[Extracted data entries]
******************************

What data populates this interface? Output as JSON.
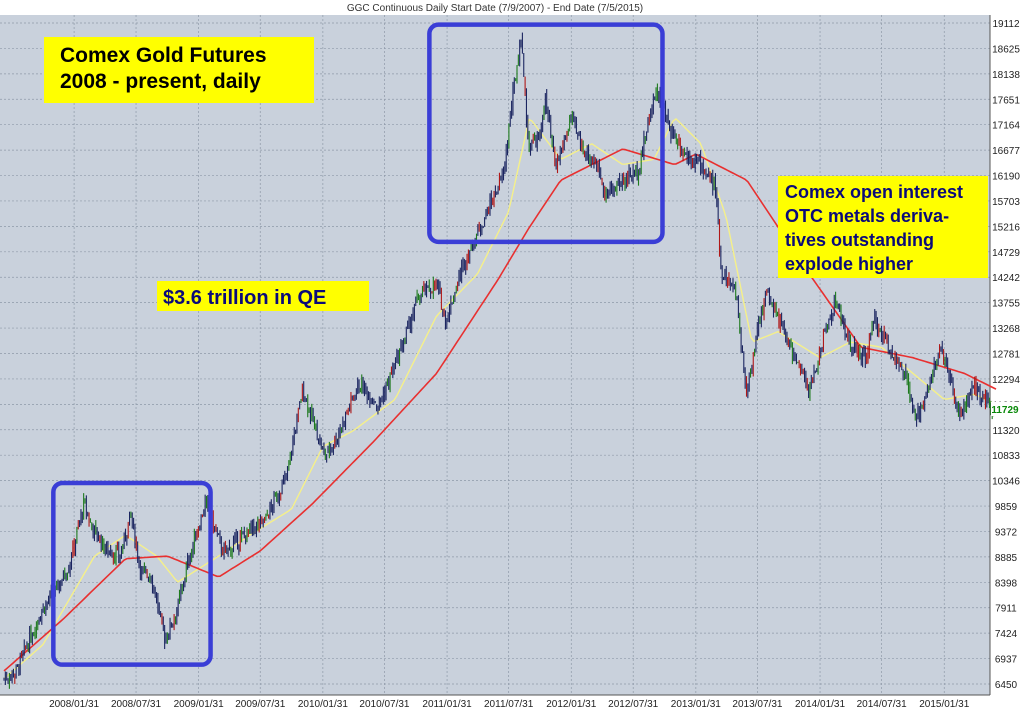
{
  "chart_data": {
    "type": "candlestick",
    "title": "GGC Continuous Daily  Start Date (7/9/2007) - End Date (7/5/2015)",
    "x_tick_labels": [
      "2008/01/31",
      "2008/07/31",
      "2009/01/31",
      "2009/07/31",
      "2010/01/31",
      "2010/07/31",
      "2011/01/31",
      "2011/07/31",
      "2012/01/31",
      "2012/07/31",
      "2013/01/31",
      "2013/07/31",
      "2014/01/31",
      "2014/07/31",
      "2015/01/31"
    ],
    "y_tick_labels": [
      "19112",
      "18625",
      "18138",
      "17651",
      "17164",
      "16677",
      "16190",
      "15703",
      "15216",
      "14729",
      "14242",
      "13755",
      "13268",
      "12781",
      "12294",
      "11807",
      "11320",
      "10833",
      "10346",
      "9859",
      "9372",
      "8885",
      "8398",
      "7911",
      "7424",
      "6937",
      "6450"
    ],
    "ylim": [
      6450,
      19112
    ],
    "last_value": 11729,
    "grid": true,
    "colors": {
      "plot_bg": "#c9d1dc",
      "grid": "#8e99a8",
      "bar_up": "#1d7a1d",
      "bar_down": "#b01818",
      "bar_neutral": "#1b2560",
      "ma_short": "#f5f08a",
      "ma_long": "#e83030",
      "box_stroke": "#3a3ed6",
      "note_bg": "#ffff00"
    },
    "series": [
      {
        "type": "price",
        "x": [
          "2007/07/09",
          "2007/08/15",
          "2007/09/15",
          "2007/10/31",
          "2007/11/30",
          "2008/01/15",
          "2008/02/29",
          "2008/03/17",
          "2008/04/30",
          "2008/06/15",
          "2008/07/15",
          "2008/08/15",
          "2008/09/15",
          "2008/10/24",
          "2008/11/30",
          "2008/12/31",
          "2009/02/20",
          "2009/04/15",
          "2009/06/15",
          "2009/08/15",
          "2009/10/15",
          "2009/12/03",
          "2010/02/05",
          "2010/03/15",
          "2010/05/15",
          "2010/07/15",
          "2010/09/15",
          "2010/11/10",
          "2010/12/31",
          "2011/01/28",
          "2011/03/15",
          "2011/05/15",
          "2011/07/15",
          "2011/08/10",
          "2011/09/06",
          "2011/09/26",
          "2011/10/31",
          "2011/11/15",
          "2011/12/15",
          "2012/01/31",
          "2012/02/29",
          "2012/04/15",
          "2012/05/15",
          "2012/06/30",
          "2012/08/15",
          "2012/10/05",
          "2012/11/15",
          "2012/12/31",
          "2013/02/15",
          "2013/03/31",
          "2013/04/15",
          "2013/05/31",
          "2013/06/28",
          "2013/07/31",
          "2013/08/27",
          "2013/10/15",
          "2013/12/31",
          "2014/02/15",
          "2014/03/17",
          "2014/04/30",
          "2014/06/15",
          "2014/07/10",
          "2014/08/31",
          "2014/10/15",
          "2014/11/07",
          "2015/01/22",
          "2015/02/15",
          "2015/03/17",
          "2015/04/30",
          "2015/06/15",
          "2015/07/02"
        ],
        "values": [
          6550,
          6700,
          7200,
          7900,
          8150,
          8700,
          9900,
          9550,
          9050,
          8900,
          9700,
          8600,
          8500,
          7300,
          7900,
          8800,
          9900,
          8950,
          9300,
          9600,
          10400,
          12100,
          10800,
          11200,
          12200,
          11800,
          12800,
          13900,
          14100,
          13400,
          14400,
          15300,
          16200,
          17600,
          18900,
          16800,
          16900,
          17700,
          16300,
          17300,
          16750,
          16400,
          15800,
          16100,
          16300,
          17850,
          17100,
          16600,
          16400,
          15900,
          14400,
          13900,
          12000,
          13200,
          14000,
          13200,
          12050,
          13200,
          13800,
          12900,
          12700,
          13400,
          12800,
          12200,
          11450,
          12900,
          12300,
          11600,
          12100,
          11800,
          11729
        ]
      },
      {
        "name": "",
        "type": "moving_average_short",
        "x": [
          "2007/07/09",
          "2007/10/31",
          "2008/03/31",
          "2008/06/30",
          "2008/09/30",
          "2008/11/30",
          "2009/03/31",
          "2009/06/30",
          "2009/10/31",
          "2010/01/31",
          "2010/04/30",
          "2010/08/31",
          "2010/12/31",
          "2011/04/30",
          "2011/07/31",
          "2011/09/30",
          "2011/12/31",
          "2012/03/31",
          "2012/06/30",
          "2012/09/30",
          "2012/11/30",
          "2013/02/15",
          "2013/04/30",
          "2013/07/15",
          "2013/09/30",
          "2014/01/31",
          "2014/04/30",
          "2014/07/31",
          "2014/10/31",
          "2015/01/31",
          "2015/04/30",
          "2015/07/02"
        ],
        "values": [
          6550,
          7200,
          8900,
          9300,
          8900,
          8400,
          8900,
          9300,
          9800,
          11000,
          11300,
          11900,
          13500,
          14300,
          15500,
          17300,
          16500,
          16800,
          16400,
          16500,
          17300,
          16800,
          15400,
          13000,
          13200,
          12700,
          13000,
          12900,
          12400,
          11900,
          12000,
          11800
        ]
      },
      {
        "name": "",
        "type": "moving_average_long",
        "x": [
          "2007/07/09",
          "2007/12/31",
          "2008/06/30",
          "2008/10/31",
          "2009/03/31",
          "2009/07/31",
          "2009/12/31",
          "2010/06/30",
          "2010/12/31",
          "2011/06/30",
          "2011/09/30",
          "2011/12/31",
          "2012/06/30",
          "2012/11/30",
          "2013/01/31",
          "2013/06/30",
          "2013/12/31",
          "2014/05/31",
          "2014/10/31",
          "2015/03/31",
          "2015/07/02"
        ],
        "values": [
          6700,
          7700,
          8850,
          8900,
          8500,
          9000,
          9900,
          11100,
          12400,
          14200,
          15200,
          16100,
          16700,
          16400,
          16600,
          16100,
          14300,
          12900,
          12700,
          12400,
          12100
        ]
      }
    ]
  },
  "annotations": {
    "title_box": {
      "line1": "Comex Gold Futures",
      "line2": "2008 - present, daily"
    },
    "qe_box": {
      "line1": "$3.6 trillion in QE"
    },
    "oi_box": {
      "line1": "Comex open interest",
      "line2": "OTC metals deriva-",
      "line3": "tives outstanding",
      "line4": "explode higher"
    }
  }
}
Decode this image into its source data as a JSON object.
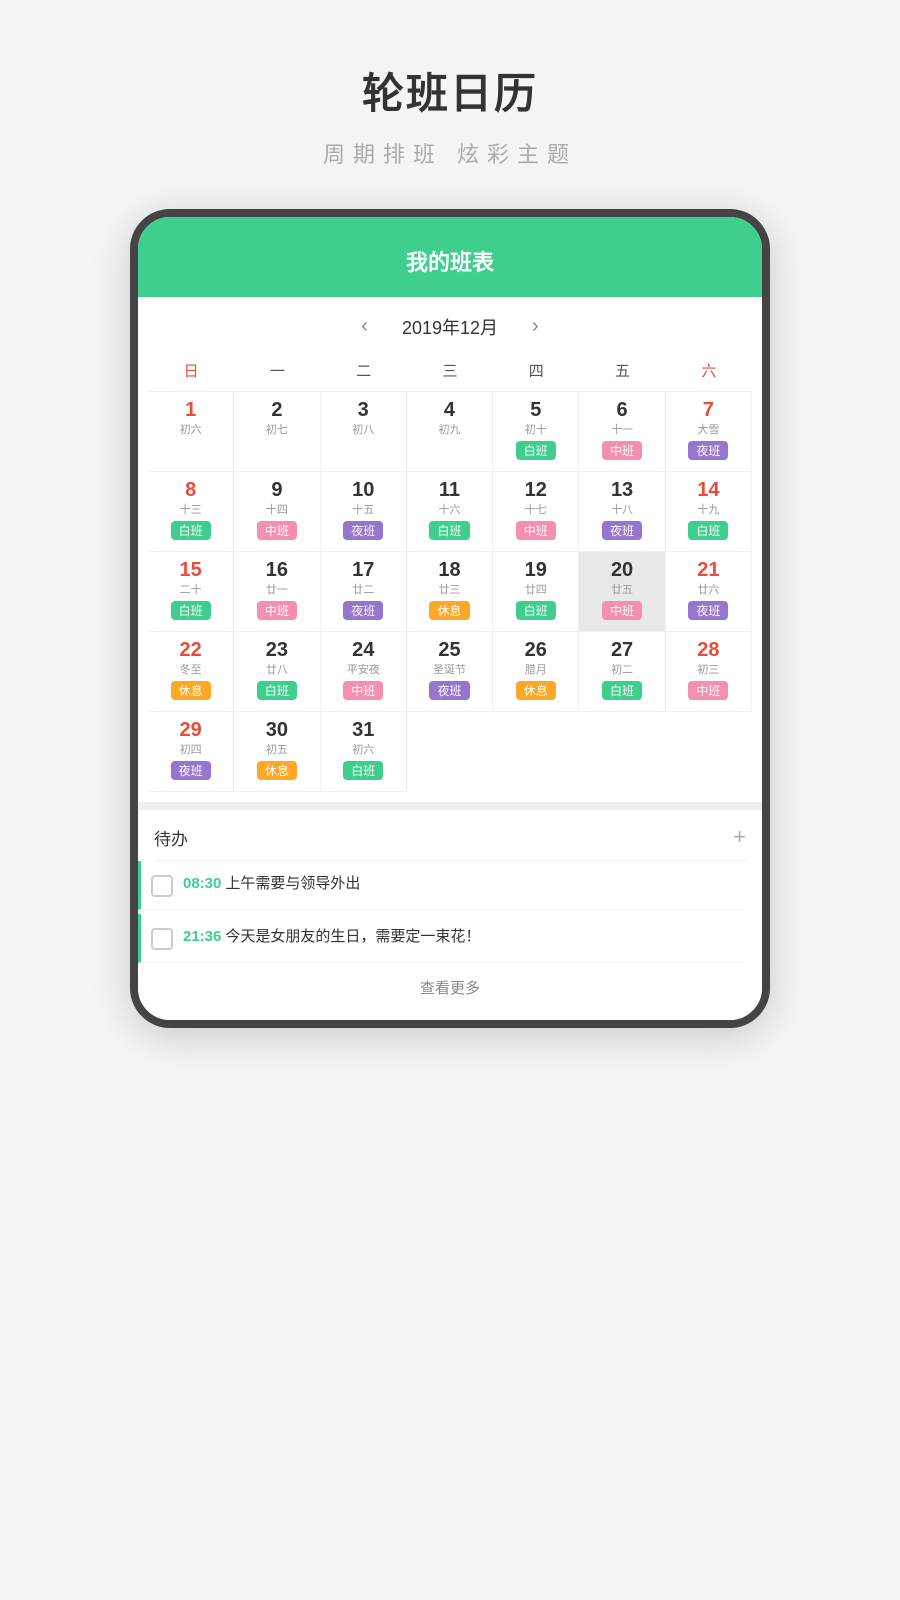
{
  "app": {
    "title": "轮班日历",
    "subtitle": "周期排班  炫彩主题"
  },
  "phone_header": {
    "label": "我的班表"
  },
  "calendar": {
    "month_display": "2019年12月",
    "prev_btn": "‹",
    "next_btn": "›",
    "weekdays": [
      "日",
      "一",
      "二",
      "三",
      "四",
      "五",
      "六"
    ],
    "days": [
      {
        "num": "1",
        "lunar": "初六",
        "shift": "",
        "badge": "",
        "red": true,
        "highlight": false
      },
      {
        "num": "2",
        "lunar": "初七",
        "shift": "",
        "badge": "",
        "red": false,
        "highlight": false
      },
      {
        "num": "3",
        "lunar": "初八",
        "shift": "",
        "badge": "",
        "red": false,
        "highlight": false
      },
      {
        "num": "4",
        "lunar": "初九",
        "shift": "",
        "badge": "",
        "red": false,
        "highlight": false
      },
      {
        "num": "5",
        "lunar": "初十",
        "shift": "白班",
        "badge": "badge-green",
        "red": false,
        "highlight": false
      },
      {
        "num": "6",
        "lunar": "十一",
        "shift": "中班",
        "badge": "badge-pink",
        "red": false,
        "highlight": false
      },
      {
        "num": "7",
        "lunar": "大雪",
        "shift": "夜班",
        "badge": "badge-purple",
        "red": true,
        "highlight": false
      },
      {
        "num": "8",
        "lunar": "十三",
        "shift": "白班",
        "badge": "badge-green",
        "red": true,
        "highlight": false
      },
      {
        "num": "9",
        "lunar": "十四",
        "shift": "中班",
        "badge": "badge-pink",
        "red": false,
        "highlight": false
      },
      {
        "num": "10",
        "lunar": "十五",
        "shift": "夜班",
        "badge": "badge-purple",
        "red": false,
        "highlight": false
      },
      {
        "num": "11",
        "lunar": "十六",
        "shift": "白班",
        "badge": "badge-green",
        "red": false,
        "highlight": false
      },
      {
        "num": "12",
        "lunar": "十七",
        "shift": "中班",
        "badge": "badge-pink",
        "red": false,
        "highlight": false
      },
      {
        "num": "13",
        "lunar": "十八",
        "shift": "夜班",
        "badge": "badge-purple",
        "red": false,
        "highlight": false
      },
      {
        "num": "14",
        "lunar": "十九",
        "shift": "白班",
        "badge": "badge-green",
        "red": true,
        "highlight": false
      },
      {
        "num": "15",
        "lunar": "二十",
        "shift": "白班",
        "badge": "badge-green",
        "red": true,
        "highlight": false
      },
      {
        "num": "16",
        "lunar": "廿一",
        "shift": "中班",
        "badge": "badge-pink",
        "red": false,
        "highlight": false
      },
      {
        "num": "17",
        "lunar": "廿二",
        "shift": "夜班",
        "badge": "badge-purple",
        "red": false,
        "highlight": false
      },
      {
        "num": "18",
        "lunar": "廿三",
        "shift": "休息",
        "badge": "badge-orange",
        "red": false,
        "highlight": false
      },
      {
        "num": "19",
        "lunar": "廿四",
        "shift": "白班",
        "badge": "badge-green",
        "red": false,
        "highlight": false
      },
      {
        "num": "20",
        "lunar": "廿五",
        "shift": "中班",
        "badge": "badge-pink",
        "red": false,
        "highlight": true
      },
      {
        "num": "21",
        "lunar": "廿六",
        "shift": "夜班",
        "badge": "badge-purple",
        "red": true,
        "highlight": false
      },
      {
        "num": "22",
        "lunar": "冬至",
        "shift": "休息",
        "badge": "badge-orange",
        "red": true,
        "highlight": false
      },
      {
        "num": "23",
        "lunar": "廿八",
        "shift": "白班",
        "badge": "badge-green",
        "red": false,
        "highlight": false
      },
      {
        "num": "24",
        "lunar": "平安夜",
        "shift": "中班",
        "badge": "badge-pink",
        "red": false,
        "highlight": false
      },
      {
        "num": "25",
        "lunar": "圣诞节",
        "shift": "夜班",
        "badge": "badge-purple",
        "red": false,
        "highlight": false
      },
      {
        "num": "26",
        "lunar": "腊月",
        "shift": "休息",
        "badge": "badge-orange",
        "red": false,
        "highlight": false
      },
      {
        "num": "27",
        "lunar": "初二",
        "shift": "白班",
        "badge": "badge-green",
        "red": false,
        "highlight": false
      },
      {
        "num": "28",
        "lunar": "初三",
        "shift": "中班",
        "badge": "badge-pink",
        "red": true,
        "highlight": false
      },
      {
        "num": "29",
        "lunar": "初四",
        "shift": "夜班",
        "badge": "badge-purple",
        "red": true,
        "highlight": false
      },
      {
        "num": "30",
        "lunar": "初五",
        "shift": "休息",
        "badge": "badge-orange",
        "red": false,
        "highlight": false
      },
      {
        "num": "31",
        "lunar": "初六",
        "shift": "白班",
        "badge": "badge-green",
        "red": false,
        "highlight": false
      }
    ]
  },
  "todo": {
    "section_title": "待办",
    "add_btn": "+",
    "items": [
      {
        "time": "08:30",
        "text": "上午需要与领导外出"
      },
      {
        "time": "21:36",
        "text": "今天是女朋友的生日，需要定一束花！"
      }
    ],
    "more_label": "查看更多"
  }
}
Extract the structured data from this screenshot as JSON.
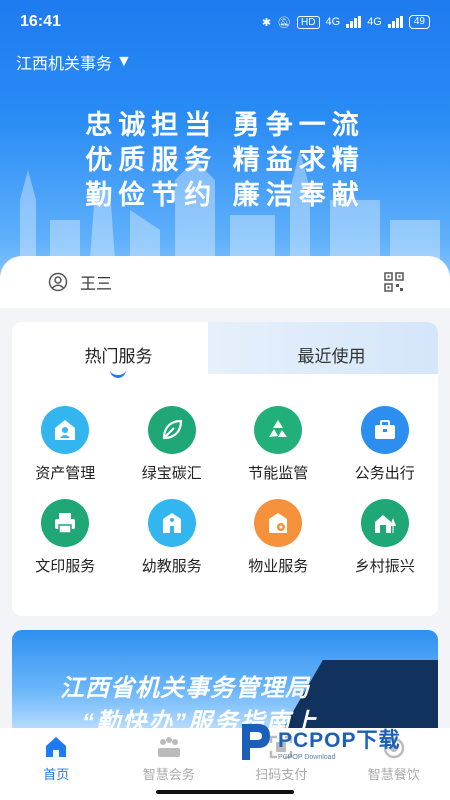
{
  "status_bar": {
    "time": "16:41",
    "hd_label": "HD",
    "net_1": "4G",
    "net_2": "4G",
    "battery": "49"
  },
  "header": {
    "org_name": "江西机关事务",
    "slogan_lines": [
      "忠诚担当 勇争一流",
      "优质服务 精益求精",
      "勤俭节约 廉洁奉献"
    ]
  },
  "user": {
    "name": "王三"
  },
  "services": {
    "tabs": [
      {
        "label": "热门服务",
        "active": true
      },
      {
        "label": "最近使用",
        "active": false
      }
    ],
    "items": [
      {
        "label": "资产管理",
        "icon": "house-person-icon",
        "color": "#33b6ef"
      },
      {
        "label": "绿宝碳汇",
        "icon": "leaf-icon",
        "color": "#1fa875"
      },
      {
        "label": "节能监管",
        "icon": "recycle-icon",
        "color": "#22b07a"
      },
      {
        "label": "公务出行",
        "icon": "briefcase-icon",
        "color": "#2b8ef0"
      },
      {
        "label": "文印服务",
        "icon": "printer-icon",
        "color": "#1fa875"
      },
      {
        "label": "幼教服务",
        "icon": "school-icon",
        "color": "#33b6ef"
      },
      {
        "label": "物业服务",
        "icon": "building-gear-icon",
        "color": "#f5913a"
      },
      {
        "label": "乡村振兴",
        "icon": "village-house-icon",
        "color": "#1fa875"
      }
    ]
  },
  "banner": {
    "title": "江西省机关事务管理局",
    "subtitle": "“勤快办”服务指南上"
  },
  "watermark": {
    "brand": "PCPOP下载",
    "small": "PCPOP Download"
  },
  "bottom_nav": [
    {
      "label": "首页",
      "icon": "home-icon",
      "active": true
    },
    {
      "label": "智慧会务",
      "icon": "meeting-icon",
      "active": false
    },
    {
      "label": "扫码支付",
      "icon": "scan-icon",
      "active": false
    },
    {
      "label": "智慧餐饮",
      "icon": "dining-icon",
      "active": false
    }
  ],
  "colors": {
    "primary": "#1e7bf0",
    "nav_inactive": "#aaaaaa"
  }
}
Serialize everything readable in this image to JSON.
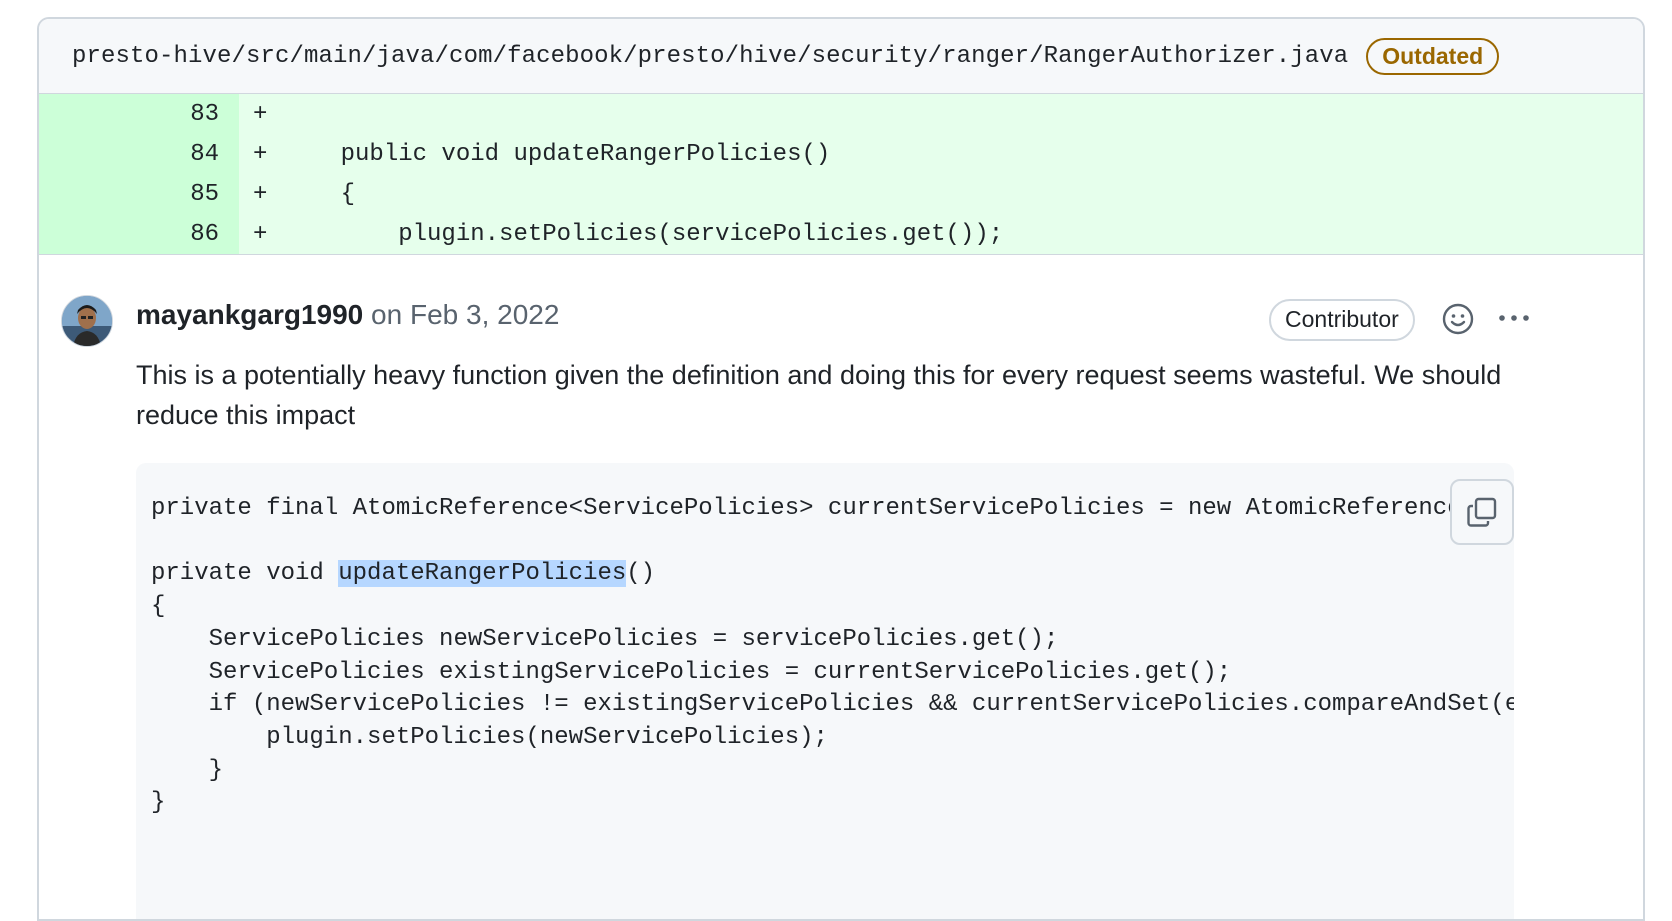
{
  "file": {
    "path": "presto-hive/src/main/java/com/facebook/presto/hive/security/ranger/RangerAuthorizer.java",
    "badge": "Outdated"
  },
  "diff": {
    "lines": [
      {
        "num": "83",
        "sign": "+",
        "code": ""
      },
      {
        "num": "84",
        "sign": "+",
        "code": "    public void updateRangerPolicies()"
      },
      {
        "num": "85",
        "sign": "+",
        "code": "    {"
      },
      {
        "num": "86",
        "sign": "+",
        "code": "        plugin.setPolicies(servicePolicies.get());"
      }
    ]
  },
  "comment": {
    "author": "mayankgarg1990",
    "date": "on Feb 3, 2022",
    "role_badge": "Contributor",
    "reaction_icon": "smiley-icon",
    "more_icon": "kebab-horizontal-icon",
    "body": "This is a potentially heavy function given the definition and doing this for every request seems wasteful. We should reduce this impact",
    "code": {
      "line1": "private final AtomicReference<ServicePolicies> currentServicePolicies = new AtomicReference<>();",
      "line2_prefix": "private void ",
      "line2_highlight": "updateRangerPolicies",
      "line2_suffix": "()",
      "rest": "{\n    ServicePolicies newServicePolicies = servicePolicies.get();\n    ServicePolicies existingServicePolicies = currentServicePolicies.get();\n    if (newServicePolicies != existingServicePolicies && currentServicePolicies.compareAndSet(existingServicePolicies, newServicePolicies)) {\n        plugin.setPolicies(newServicePolicies);\n    }\n}",
      "copy_icon": "copy-icon"
    }
  }
}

******************************

Wherever "type" shows up in a line, copy that line.

    "type": "candlestick",
        "type": "price",
        "type": "moving_average_short",
        "type": "moving_average_long",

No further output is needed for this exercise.